--- TASK ITEM ---
Output the listing below verbatim.

--- SUPPLIED DATA ---

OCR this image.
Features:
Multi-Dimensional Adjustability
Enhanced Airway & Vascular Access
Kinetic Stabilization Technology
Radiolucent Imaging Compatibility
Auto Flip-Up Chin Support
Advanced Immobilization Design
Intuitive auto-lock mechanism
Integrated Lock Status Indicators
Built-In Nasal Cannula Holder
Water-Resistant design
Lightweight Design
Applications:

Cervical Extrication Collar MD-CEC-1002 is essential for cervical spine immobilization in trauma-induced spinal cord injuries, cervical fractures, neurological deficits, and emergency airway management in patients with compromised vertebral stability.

--- COMPLETED EXERCISE ---
OCR this image.
Features:
Multi-Dimensional Adjustability
Enhanced Airway & Vascular Access
Kinetic Stabilization Technology
Radiolucent Imaging Compatibility
Auto Flip-Up Chin Support
Advanced Immobilization Design
Intuitive auto-lock mechanism
Integrated Lock Status Indicators
Built-In Nasal Cannula Holder
Water-Resistant design
Lightweight Design
Applications:

Cervical Extrication Collar MD-CEC-1002 is essential for cervical spine immobilization in trauma-induced spinal cord injuries, cervical fractures, neurological deficits, and emergency airway management in patients with compromised vertebral stability.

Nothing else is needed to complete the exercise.